===== ENTRIES PROVIDED
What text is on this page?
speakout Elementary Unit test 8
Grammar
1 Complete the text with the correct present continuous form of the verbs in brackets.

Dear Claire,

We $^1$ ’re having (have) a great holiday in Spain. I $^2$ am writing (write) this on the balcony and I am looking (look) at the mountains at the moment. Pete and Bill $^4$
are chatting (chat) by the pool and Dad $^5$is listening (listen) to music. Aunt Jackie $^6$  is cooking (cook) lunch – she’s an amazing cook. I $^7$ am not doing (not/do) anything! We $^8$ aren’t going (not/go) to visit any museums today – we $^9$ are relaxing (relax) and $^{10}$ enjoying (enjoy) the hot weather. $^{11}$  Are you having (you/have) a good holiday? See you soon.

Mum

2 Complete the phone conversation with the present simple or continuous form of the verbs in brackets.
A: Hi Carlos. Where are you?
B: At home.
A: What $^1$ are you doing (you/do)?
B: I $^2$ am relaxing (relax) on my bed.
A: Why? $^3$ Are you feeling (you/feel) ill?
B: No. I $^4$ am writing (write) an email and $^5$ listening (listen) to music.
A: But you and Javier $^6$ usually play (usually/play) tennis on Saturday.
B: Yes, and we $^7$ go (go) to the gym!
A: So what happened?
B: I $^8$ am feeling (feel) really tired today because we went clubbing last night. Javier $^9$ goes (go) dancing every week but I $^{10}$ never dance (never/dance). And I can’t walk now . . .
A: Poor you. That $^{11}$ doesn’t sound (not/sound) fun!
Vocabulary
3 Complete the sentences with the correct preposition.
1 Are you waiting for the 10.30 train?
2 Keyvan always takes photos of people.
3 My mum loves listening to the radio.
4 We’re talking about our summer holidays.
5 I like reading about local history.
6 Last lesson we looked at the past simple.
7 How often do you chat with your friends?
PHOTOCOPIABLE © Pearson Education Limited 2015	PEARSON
==========
===== ENTRIES PROVIDED
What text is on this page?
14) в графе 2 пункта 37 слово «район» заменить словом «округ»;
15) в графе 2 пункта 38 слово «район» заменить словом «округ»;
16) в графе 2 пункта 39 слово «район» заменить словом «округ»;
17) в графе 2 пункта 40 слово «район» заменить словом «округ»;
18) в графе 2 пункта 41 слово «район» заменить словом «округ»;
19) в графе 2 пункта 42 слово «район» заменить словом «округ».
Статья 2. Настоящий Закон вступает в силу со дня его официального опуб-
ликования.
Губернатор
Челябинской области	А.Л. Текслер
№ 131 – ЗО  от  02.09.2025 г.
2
==========
**AIM OF THE EXERCISE**
Collect each line holding the string "brackets".

**COMPLETE ANSWER**
1 Complete the text with the correct present continuous form of the verbs in brackets.
2 Complete the phone conversation with the present simple or continuous form of the verbs in brackets.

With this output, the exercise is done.